**Requirements:**
Your task is to repeat the entries word for word while leaving out the pictures.

**Records to use:**
=-=-=
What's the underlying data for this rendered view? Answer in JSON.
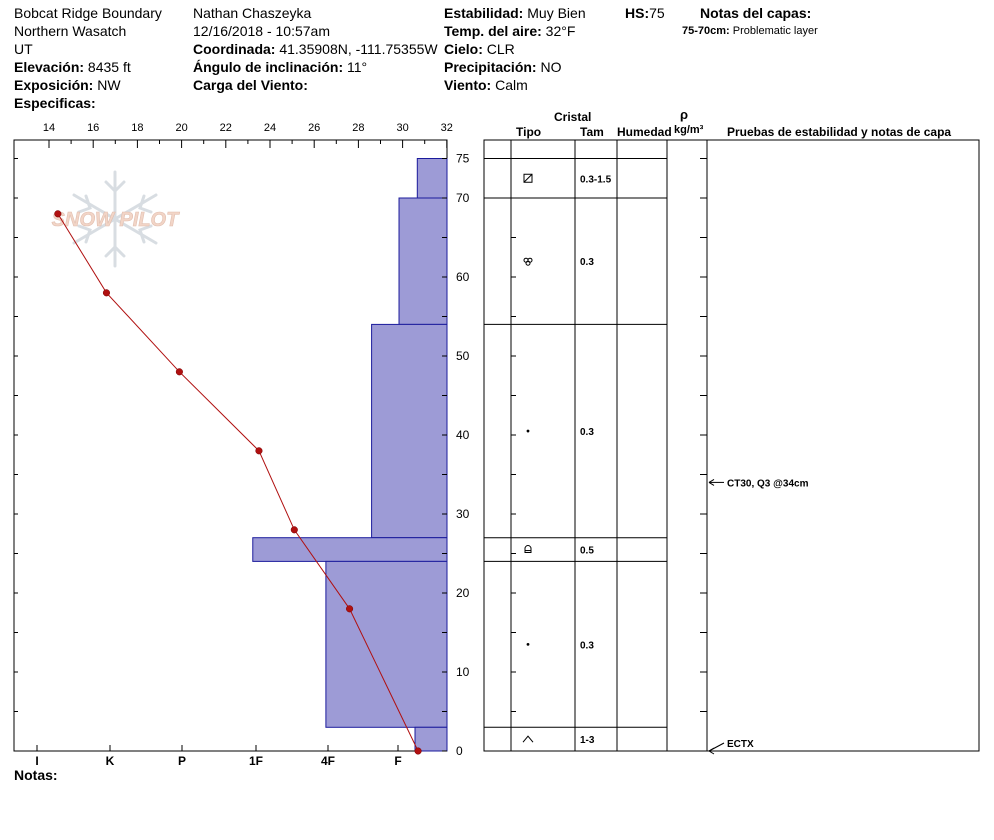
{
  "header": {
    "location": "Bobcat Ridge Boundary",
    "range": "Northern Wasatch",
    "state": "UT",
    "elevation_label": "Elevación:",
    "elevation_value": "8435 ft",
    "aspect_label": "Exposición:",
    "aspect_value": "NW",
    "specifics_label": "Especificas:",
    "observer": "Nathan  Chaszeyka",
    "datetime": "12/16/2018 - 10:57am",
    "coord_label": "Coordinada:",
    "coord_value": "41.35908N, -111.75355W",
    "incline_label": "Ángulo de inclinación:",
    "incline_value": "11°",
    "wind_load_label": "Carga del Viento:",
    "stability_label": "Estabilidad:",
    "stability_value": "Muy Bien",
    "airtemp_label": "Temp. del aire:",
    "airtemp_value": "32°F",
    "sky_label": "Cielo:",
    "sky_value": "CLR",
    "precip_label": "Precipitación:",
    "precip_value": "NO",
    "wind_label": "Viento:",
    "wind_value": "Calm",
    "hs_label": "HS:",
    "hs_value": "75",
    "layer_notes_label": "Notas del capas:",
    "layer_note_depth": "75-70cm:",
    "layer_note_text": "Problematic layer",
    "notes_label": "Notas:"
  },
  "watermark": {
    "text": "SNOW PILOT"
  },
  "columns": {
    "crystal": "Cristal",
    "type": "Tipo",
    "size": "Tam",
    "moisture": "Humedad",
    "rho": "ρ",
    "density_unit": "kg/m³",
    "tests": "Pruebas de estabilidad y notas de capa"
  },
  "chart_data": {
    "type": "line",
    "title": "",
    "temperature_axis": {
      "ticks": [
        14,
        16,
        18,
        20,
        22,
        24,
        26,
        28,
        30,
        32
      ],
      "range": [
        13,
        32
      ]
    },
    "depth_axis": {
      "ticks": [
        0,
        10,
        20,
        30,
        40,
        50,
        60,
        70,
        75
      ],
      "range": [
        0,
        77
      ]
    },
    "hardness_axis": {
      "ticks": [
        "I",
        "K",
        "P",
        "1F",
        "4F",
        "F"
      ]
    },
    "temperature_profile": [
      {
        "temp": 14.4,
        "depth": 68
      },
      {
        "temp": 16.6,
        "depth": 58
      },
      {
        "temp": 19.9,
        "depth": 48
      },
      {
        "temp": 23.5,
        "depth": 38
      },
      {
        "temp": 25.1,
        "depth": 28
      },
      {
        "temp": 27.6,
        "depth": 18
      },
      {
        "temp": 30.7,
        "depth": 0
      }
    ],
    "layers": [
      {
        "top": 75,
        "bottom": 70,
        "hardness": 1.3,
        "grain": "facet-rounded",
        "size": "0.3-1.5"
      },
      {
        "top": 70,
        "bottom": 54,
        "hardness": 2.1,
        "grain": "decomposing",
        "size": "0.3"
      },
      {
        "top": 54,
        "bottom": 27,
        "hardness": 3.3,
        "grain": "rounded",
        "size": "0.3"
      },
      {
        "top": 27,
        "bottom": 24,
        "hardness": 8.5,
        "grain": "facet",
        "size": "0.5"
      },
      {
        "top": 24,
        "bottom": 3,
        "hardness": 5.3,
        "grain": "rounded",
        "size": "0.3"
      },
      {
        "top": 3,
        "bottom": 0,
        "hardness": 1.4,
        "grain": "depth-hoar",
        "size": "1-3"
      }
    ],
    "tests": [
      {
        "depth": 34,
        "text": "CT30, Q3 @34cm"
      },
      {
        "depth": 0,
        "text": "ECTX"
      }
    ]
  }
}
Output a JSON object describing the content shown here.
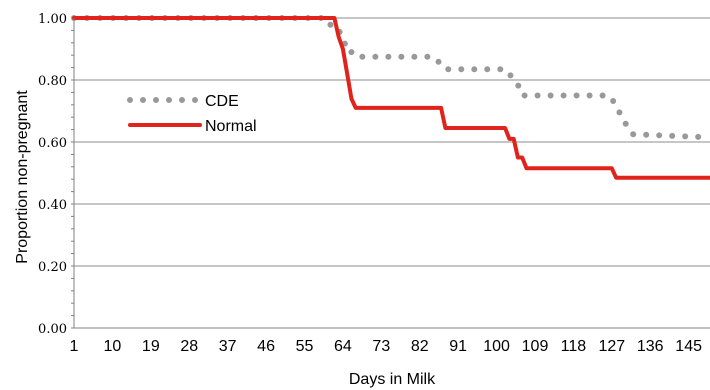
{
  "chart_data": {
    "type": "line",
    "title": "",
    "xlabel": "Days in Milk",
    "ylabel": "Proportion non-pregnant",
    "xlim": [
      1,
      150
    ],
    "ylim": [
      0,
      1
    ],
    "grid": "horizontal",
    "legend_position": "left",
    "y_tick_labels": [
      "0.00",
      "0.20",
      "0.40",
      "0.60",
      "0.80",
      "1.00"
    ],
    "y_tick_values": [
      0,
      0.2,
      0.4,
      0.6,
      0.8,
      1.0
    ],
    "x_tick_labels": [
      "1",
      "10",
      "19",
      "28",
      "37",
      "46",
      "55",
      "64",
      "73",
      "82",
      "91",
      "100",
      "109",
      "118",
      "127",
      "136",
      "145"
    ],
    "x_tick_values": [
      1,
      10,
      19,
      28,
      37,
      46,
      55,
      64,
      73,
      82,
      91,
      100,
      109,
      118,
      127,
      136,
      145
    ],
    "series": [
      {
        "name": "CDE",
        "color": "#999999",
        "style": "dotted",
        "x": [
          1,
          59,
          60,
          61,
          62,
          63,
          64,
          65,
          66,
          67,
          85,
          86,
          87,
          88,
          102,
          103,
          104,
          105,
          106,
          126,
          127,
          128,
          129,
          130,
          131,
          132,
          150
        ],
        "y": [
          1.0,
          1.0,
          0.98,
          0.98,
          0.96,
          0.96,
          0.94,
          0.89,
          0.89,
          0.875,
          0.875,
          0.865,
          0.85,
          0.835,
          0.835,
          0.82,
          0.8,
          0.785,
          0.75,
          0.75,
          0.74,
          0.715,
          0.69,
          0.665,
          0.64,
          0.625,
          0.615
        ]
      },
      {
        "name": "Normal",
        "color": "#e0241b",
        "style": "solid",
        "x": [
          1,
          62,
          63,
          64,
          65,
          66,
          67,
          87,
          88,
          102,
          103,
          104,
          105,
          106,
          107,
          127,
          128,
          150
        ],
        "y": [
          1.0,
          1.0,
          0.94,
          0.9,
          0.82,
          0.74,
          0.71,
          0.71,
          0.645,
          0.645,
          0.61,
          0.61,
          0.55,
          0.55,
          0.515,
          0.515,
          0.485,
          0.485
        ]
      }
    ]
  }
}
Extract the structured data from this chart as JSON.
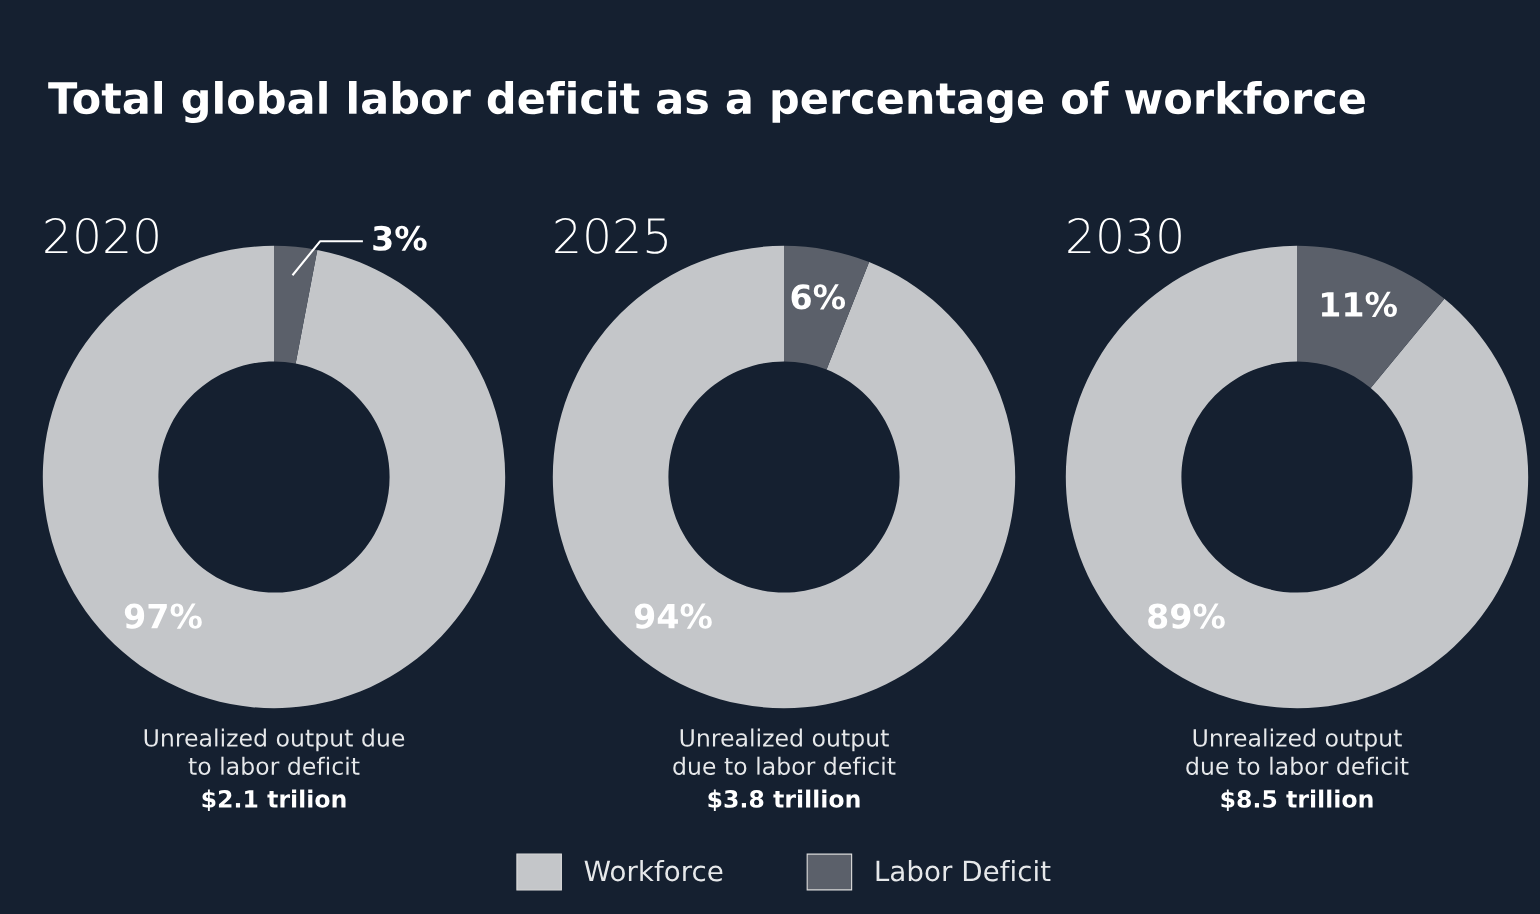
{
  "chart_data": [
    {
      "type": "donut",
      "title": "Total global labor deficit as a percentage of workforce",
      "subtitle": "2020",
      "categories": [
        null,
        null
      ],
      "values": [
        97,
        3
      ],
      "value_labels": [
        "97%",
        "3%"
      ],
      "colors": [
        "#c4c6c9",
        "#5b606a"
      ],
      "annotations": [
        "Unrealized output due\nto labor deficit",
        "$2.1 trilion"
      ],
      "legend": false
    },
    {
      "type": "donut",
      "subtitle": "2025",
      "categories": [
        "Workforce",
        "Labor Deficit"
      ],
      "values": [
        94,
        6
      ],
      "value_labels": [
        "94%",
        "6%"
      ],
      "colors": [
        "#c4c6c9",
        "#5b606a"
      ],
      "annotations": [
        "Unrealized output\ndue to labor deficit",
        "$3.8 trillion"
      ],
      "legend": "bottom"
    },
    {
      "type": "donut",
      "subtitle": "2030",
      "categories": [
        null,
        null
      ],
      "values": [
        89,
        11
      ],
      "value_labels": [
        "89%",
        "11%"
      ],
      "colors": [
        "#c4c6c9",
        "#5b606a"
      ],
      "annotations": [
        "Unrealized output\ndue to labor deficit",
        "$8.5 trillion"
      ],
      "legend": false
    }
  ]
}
=-=-=
**Right answer:**
What's the underlying data for this rendered view? Answer in JSON.
{
  "header": {
    "location": "Bobcat Ridge Boundary",
    "range": "Northern Wasatch",
    "state": "UT",
    "elevation_label": "Elevación:",
    "elevation_value": "8435 ft",
    "aspect_label": "Exposición:",
    "aspect_value": "NW",
    "specifics_label": "Especificas:",
    "observer": "Nathan  Chaszeyka",
    "datetime": "12/16/2018 - 10:57am",
    "coord_label": "Coordinada:",
    "coord_value": "41.35908N, -111.75355W",
    "incline_label": "Ángulo de inclinación:",
    "incline_value": "11°",
    "wind_load_label": "Carga del Viento:",
    "stability_label": "Estabilidad:",
    "stability_value": "Muy Bien",
    "airtemp_label": "Temp. del aire:",
    "airtemp_value": "32°F",
    "sky_label": "Cielo:",
    "sky_value": "CLR",
    "precip_label": "Precipitación:",
    "precip_value": "NO",
    "wind_label": "Viento:",
    "wind_value": "Calm",
    "hs_label": "HS:",
    "hs_value": "75",
    "layer_notes_label": "Notas del capas:",
    "layer_note_depth": "75-70cm:",
    "layer_note_text": "Problematic layer",
    "notes_label": "Notas:"
  },
  "watermark": {
    "text": "SNOW PILOT"
  },
  "columns": {
    "crystal": "Cristal",
    "type": "Tipo",
    "size": "Tam",
    "moisture": "Humedad",
    "rho": "ρ",
    "density_unit": "kg/m³",
    "tests": "Pruebas de estabilidad y notas de capa"
  },
  "chart_data": {
    "type": "line",
    "title": "",
    "temperature_axis": {
      "ticks": [
        14,
        16,
        18,
        20,
        22,
        24,
        26,
        28,
        30,
        32
      ],
      "range": [
        13,
        32
      ]
    },
    "depth_axis": {
      "ticks": [
        0,
        10,
        20,
        30,
        40,
        50,
        60,
        70,
        75
      ],
      "range": [
        0,
        77
      ]
    },
    "hardness_axis": {
      "ticks": [
        "I",
        "K",
        "P",
        "1F",
        "4F",
        "F"
      ]
    },
    "temperature_profile": [
      {
        "temp": 14.4,
        "depth": 68
      },
      {
        "temp": 16.6,
        "depth": 58
      },
      {
        "temp": 19.9,
        "depth": 48
      },
      {
        "temp": 23.5,
        "depth": 38
      },
      {
        "temp": 25.1,
        "depth": 28
      },
      {
        "temp": 27.6,
        "depth": 18
      },
      {
        "temp": 30.7,
        "depth": 0
      }
    ],
    "layers": [
      {
        "top": 75,
        "bottom": 70,
        "hardness": 1.3,
        "grain": "facet-rounded",
        "size": "0.3-1.5"
      },
      {
        "top": 70,
        "bottom": 54,
        "hardness": 2.1,
        "grain": "decomposing",
        "size": "0.3"
      },
      {
        "top": 54,
        "bottom": 27,
        "hardness": 3.3,
        "grain": "rounded",
        "size": "0.3"
      },
      {
        "top": 27,
        "bottom": 24,
        "hardness": 8.5,
        "grain": "facet",
        "size": "0.5"
      },
      {
        "top": 24,
        "bottom": 3,
        "hardness": 5.3,
        "grain": "rounded",
        "size": "0.3"
      },
      {
        "top": 3,
        "bottom": 0,
        "hardness": 1.4,
        "grain": "depth-hoar",
        "size": "1-3"
      }
    ],
    "tests": [
      {
        "depth": 34,
        "text": "CT30, Q3 @34cm"
      },
      {
        "depth": 0,
        "text": "ECTX"
      }
    ]
  }
}
Output a JSON object describing the content shown here.
{
  "chart_data": {
    "type": "line",
    "title": "",
    "xlabel": "Days in Milk",
    "ylabel": "Proportion non-pregnant",
    "xlim": [
      1,
      150
    ],
    "ylim": [
      0,
      1
    ],
    "grid": "horizontal",
    "legend_position": "left",
    "y_tick_labels": [
      "0.00",
      "0.20",
      "0.40",
      "0.60",
      "0.80",
      "1.00"
    ],
    "y_tick_values": [
      0,
      0.2,
      0.4,
      0.6,
      0.8,
      1.0
    ],
    "x_tick_labels": [
      "1",
      "10",
      "19",
      "28",
      "37",
      "46",
      "55",
      "64",
      "73",
      "82",
      "91",
      "100",
      "109",
      "118",
      "127",
      "136",
      "145"
    ],
    "x_tick_values": [
      1,
      10,
      19,
      28,
      37,
      46,
      55,
      64,
      73,
      82,
      91,
      100,
      109,
      118,
      127,
      136,
      145
    ],
    "series": [
      {
        "name": "CDE",
        "color": "#999999",
        "style": "dotted",
        "x": [
          1,
          59,
          60,
          61,
          62,
          63,
          64,
          65,
          66,
          67,
          85,
          86,
          87,
          88,
          102,
          103,
          104,
          105,
          106,
          126,
          127,
          128,
          129,
          130,
          131,
          132,
          150
        ],
        "y": [
          1.0,
          1.0,
          0.98,
          0.98,
          0.96,
          0.96,
          0.94,
          0.89,
          0.89,
          0.875,
          0.875,
          0.865,
          0.85,
          0.835,
          0.835,
          0.82,
          0.8,
          0.785,
          0.75,
          0.75,
          0.74,
          0.715,
          0.69,
          0.665,
          0.64,
          0.625,
          0.615
        ]
      },
      {
        "name": "Normal",
        "color": "#e0241b",
        "style": "solid",
        "x": [
          1,
          62,
          63,
          64,
          65,
          66,
          67,
          87,
          88,
          102,
          103,
          104,
          105,
          106,
          107,
          127,
          128,
          150
        ],
        "y": [
          1.0,
          1.0,
          0.94,
          0.9,
          0.82,
          0.74,
          0.71,
          0.71,
          0.645,
          0.645,
          0.61,
          0.61,
          0.55,
          0.55,
          0.515,
          0.515,
          0.485,
          0.485
        ]
      }
    ]
  }
}
Extract the structured data from this chart as JSON.
{
  "chart_data": [
    {
      "type": "donut",
      "title": "Total global labor deficit as a percentage of workforce",
      "subtitle": "2020",
      "categories": [
        null,
        null
      ],
      "values": [
        97,
        3
      ],
      "value_labels": [
        "97%",
        "3%"
      ],
      "colors": [
        "#c4c6c9",
        "#5b606a"
      ],
      "annotations": [
        "Unrealized output due\nto labor deficit",
        "$2.1 trilion"
      ],
      "legend": false
    },
    {
      "type": "donut",
      "subtitle": "2025",
      "categories": [
        "Workforce",
        "Labor Deficit"
      ],
      "values": [
        94,
        6
      ],
      "value_labels": [
        "94%",
        "6%"
      ],
      "colors": [
        "#c4c6c9",
        "#5b606a"
      ],
      "annotations": [
        "Unrealized output\ndue to labor deficit",
        "$3.8 trillion"
      ],
      "legend": "bottom"
    },
    {
      "type": "donut",
      "subtitle": "2030",
      "categories": [
        null,
        null
      ],
      "values": [
        89,
        11
      ],
      "value_labels": [
        "89%",
        "11%"
      ],
      "colors": [
        "#c4c6c9",
        "#5b606a"
      ],
      "annotations": [
        "Unrealized output\ndue to labor deficit",
        "$8.5 trillion"
      ],
      "legend": false
    }
  ]
}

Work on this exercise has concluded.